* JOB
Using the listing below, please gather every line containing the word "nacional".

———

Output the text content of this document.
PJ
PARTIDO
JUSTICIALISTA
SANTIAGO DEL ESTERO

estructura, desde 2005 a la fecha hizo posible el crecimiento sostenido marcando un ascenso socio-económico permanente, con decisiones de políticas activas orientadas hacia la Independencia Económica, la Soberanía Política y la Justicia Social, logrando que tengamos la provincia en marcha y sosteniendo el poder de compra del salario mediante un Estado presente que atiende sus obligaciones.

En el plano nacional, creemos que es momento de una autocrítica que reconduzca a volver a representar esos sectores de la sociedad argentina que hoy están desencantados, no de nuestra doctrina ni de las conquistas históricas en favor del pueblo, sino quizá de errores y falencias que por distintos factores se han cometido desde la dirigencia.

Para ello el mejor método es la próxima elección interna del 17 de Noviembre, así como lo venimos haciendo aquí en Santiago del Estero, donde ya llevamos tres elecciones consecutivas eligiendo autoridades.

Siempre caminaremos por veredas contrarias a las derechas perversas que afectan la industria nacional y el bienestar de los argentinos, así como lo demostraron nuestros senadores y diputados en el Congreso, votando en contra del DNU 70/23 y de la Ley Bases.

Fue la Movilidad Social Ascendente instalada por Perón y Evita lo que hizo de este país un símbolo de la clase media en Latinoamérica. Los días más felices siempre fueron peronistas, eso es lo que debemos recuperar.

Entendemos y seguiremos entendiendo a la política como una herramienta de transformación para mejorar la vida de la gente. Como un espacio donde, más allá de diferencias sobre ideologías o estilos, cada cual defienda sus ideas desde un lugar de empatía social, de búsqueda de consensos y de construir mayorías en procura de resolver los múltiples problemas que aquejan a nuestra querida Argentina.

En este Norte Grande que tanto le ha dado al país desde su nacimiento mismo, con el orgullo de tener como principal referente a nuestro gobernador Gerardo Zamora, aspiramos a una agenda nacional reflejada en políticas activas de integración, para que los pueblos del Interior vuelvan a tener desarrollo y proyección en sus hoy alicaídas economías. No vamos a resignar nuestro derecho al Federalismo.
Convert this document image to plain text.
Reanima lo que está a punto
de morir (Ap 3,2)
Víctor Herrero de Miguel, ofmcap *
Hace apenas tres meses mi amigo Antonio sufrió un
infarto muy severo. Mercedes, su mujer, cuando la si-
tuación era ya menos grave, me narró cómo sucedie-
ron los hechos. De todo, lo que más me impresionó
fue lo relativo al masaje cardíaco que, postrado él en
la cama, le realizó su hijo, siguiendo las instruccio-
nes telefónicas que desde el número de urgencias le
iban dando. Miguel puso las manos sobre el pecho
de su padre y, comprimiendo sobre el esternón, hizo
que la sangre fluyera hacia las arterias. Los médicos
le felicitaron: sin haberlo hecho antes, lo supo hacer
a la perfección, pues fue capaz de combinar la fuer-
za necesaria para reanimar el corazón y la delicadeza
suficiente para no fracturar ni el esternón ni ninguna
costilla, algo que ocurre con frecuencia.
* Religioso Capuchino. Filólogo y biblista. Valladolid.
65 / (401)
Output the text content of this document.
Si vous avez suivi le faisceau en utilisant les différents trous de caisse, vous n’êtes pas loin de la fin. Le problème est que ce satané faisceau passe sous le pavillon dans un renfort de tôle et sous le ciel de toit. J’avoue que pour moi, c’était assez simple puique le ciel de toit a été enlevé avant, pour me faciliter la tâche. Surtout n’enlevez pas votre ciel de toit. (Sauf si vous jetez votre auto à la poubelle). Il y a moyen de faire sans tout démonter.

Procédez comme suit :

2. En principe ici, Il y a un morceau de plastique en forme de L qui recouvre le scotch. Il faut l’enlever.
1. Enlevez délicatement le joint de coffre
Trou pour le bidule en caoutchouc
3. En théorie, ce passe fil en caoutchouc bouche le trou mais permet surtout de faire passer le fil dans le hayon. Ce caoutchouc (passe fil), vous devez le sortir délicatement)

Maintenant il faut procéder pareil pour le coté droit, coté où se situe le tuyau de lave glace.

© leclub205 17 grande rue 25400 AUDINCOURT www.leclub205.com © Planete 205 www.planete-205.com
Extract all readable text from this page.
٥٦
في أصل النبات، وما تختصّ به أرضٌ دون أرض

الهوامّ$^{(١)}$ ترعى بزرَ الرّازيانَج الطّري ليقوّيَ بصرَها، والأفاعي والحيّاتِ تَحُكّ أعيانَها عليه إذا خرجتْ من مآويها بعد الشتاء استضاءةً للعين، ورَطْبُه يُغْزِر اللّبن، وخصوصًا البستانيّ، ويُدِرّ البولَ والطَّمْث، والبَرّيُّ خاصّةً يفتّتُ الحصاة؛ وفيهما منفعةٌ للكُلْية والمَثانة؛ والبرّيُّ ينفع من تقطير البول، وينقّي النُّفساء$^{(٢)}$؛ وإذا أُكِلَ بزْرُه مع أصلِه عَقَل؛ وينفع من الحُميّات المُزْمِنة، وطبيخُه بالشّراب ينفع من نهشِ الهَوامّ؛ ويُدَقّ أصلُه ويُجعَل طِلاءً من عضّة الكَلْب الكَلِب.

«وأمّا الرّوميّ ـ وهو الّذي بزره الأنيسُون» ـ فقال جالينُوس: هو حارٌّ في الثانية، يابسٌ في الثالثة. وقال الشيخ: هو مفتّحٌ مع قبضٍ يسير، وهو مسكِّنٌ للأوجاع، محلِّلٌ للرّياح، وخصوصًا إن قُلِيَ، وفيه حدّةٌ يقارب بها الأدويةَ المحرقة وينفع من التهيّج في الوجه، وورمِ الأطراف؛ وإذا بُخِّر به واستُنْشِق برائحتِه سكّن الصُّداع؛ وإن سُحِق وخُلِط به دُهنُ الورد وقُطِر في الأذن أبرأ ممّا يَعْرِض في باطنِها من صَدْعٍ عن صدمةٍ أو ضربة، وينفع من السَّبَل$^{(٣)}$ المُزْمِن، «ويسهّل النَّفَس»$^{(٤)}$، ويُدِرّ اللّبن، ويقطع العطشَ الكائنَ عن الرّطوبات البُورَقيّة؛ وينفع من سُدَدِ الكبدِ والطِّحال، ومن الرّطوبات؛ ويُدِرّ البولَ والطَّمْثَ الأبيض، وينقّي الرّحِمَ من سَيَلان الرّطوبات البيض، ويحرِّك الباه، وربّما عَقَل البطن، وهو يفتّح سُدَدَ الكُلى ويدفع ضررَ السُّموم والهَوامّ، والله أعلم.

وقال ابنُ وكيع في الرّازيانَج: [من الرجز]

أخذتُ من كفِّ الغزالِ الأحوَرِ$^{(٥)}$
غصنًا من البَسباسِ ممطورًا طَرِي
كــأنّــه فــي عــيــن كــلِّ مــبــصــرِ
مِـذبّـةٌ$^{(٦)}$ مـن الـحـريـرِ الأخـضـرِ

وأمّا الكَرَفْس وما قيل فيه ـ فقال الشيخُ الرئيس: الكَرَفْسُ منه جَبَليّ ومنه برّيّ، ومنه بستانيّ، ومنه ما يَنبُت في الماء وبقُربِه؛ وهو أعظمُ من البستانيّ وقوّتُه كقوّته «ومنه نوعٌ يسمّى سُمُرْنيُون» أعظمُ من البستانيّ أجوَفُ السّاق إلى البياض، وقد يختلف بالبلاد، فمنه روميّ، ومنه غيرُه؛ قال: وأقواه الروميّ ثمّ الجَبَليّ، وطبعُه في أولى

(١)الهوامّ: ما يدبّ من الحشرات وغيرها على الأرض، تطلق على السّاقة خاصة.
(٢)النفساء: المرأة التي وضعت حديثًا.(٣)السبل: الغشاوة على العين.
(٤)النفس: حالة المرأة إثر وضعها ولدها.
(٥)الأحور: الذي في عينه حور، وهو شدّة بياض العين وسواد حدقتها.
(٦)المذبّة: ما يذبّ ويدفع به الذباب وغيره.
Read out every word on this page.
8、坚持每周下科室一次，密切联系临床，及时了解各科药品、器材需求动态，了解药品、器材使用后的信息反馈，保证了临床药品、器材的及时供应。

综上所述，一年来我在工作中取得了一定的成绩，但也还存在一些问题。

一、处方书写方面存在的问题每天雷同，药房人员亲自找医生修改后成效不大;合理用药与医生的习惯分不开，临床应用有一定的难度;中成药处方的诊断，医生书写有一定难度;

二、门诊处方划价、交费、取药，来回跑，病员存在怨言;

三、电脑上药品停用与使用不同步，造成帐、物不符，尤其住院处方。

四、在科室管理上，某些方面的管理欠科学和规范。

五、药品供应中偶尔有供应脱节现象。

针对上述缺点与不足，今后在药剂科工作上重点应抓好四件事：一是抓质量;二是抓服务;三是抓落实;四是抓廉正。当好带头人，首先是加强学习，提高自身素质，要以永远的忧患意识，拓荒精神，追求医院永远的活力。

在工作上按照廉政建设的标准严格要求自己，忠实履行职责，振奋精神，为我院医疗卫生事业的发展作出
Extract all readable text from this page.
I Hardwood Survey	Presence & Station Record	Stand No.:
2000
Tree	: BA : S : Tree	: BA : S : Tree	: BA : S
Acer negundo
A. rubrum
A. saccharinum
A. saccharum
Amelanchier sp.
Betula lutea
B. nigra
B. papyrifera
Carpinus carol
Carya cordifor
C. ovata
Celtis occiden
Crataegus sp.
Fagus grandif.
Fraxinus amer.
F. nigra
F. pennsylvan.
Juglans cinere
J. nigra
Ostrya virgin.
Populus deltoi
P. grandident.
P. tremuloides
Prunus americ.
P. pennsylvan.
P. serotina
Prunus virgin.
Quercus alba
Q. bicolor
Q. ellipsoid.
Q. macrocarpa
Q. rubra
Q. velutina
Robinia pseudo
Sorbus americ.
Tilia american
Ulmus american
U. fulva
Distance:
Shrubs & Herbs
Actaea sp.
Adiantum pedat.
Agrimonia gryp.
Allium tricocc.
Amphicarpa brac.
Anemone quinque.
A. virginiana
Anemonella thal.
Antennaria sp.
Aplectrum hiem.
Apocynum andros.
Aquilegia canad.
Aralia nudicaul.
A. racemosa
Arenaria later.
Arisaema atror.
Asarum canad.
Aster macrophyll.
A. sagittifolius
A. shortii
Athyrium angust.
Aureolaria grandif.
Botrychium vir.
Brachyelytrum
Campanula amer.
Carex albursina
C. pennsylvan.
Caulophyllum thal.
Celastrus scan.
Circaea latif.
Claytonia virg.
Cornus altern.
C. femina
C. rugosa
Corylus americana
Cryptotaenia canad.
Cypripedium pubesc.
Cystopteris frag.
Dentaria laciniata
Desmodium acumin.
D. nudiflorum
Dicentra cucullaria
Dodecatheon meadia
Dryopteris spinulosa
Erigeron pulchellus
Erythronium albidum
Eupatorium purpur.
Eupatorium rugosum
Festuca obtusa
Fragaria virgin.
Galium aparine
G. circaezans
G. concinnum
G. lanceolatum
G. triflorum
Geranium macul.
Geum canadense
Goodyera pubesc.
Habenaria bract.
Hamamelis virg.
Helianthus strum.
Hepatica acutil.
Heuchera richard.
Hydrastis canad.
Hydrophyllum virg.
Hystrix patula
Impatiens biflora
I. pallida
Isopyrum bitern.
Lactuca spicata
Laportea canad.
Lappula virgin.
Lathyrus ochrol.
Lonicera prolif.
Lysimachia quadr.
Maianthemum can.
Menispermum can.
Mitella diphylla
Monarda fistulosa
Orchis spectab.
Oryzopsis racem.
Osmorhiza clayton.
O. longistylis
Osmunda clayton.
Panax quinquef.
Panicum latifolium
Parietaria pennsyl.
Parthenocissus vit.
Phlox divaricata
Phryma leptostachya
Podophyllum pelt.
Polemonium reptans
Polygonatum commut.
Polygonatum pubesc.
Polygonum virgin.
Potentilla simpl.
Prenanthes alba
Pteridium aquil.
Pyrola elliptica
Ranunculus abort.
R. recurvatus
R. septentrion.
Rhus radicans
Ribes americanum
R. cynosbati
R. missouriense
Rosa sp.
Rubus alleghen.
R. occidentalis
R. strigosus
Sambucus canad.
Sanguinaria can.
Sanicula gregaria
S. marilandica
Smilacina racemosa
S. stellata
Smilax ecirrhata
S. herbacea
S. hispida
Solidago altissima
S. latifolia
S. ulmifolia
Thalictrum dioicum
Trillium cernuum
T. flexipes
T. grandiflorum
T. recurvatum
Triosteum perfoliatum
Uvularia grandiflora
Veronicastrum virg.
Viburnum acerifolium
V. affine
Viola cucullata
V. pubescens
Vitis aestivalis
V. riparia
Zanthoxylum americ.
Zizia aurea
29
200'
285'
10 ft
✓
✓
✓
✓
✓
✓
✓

———

* SOLUTION BELOW
En el plano nacional, creemos que es momento de una autocrítica que reconduzca a volver a representar esos sectores de la sociedad argentina que hoy están desencantados, no de nuestra doctrina ni de las conquistas históricas en favor del pueblo, sino quizá de errores y falencias que por distintos factores se han cometido desde la dirigencia.
Siempre caminaremos por veredas contrarias a las derechas perversas que afectan la industria nacional y el bienestar de los argentinos, así como lo demostraron nuestros senadores y diputados en el Congreso, votando en contra del DNU 70/23 y de la Ley Bases.
En este Norte Grande que tanto le ha dado al país desde su nacimiento mismo, con el orgullo de tener como principal referente a nuestro gobernador Gerardo Zamora, aspiramos a una agenda nacional reflejada en políticas activas de integración, para que los pueblos del Interior vuelvan a tener desarrollo y proyección en sus hoy alicaídas economías. No vamos a resignar nuestro derecho al Federalismo.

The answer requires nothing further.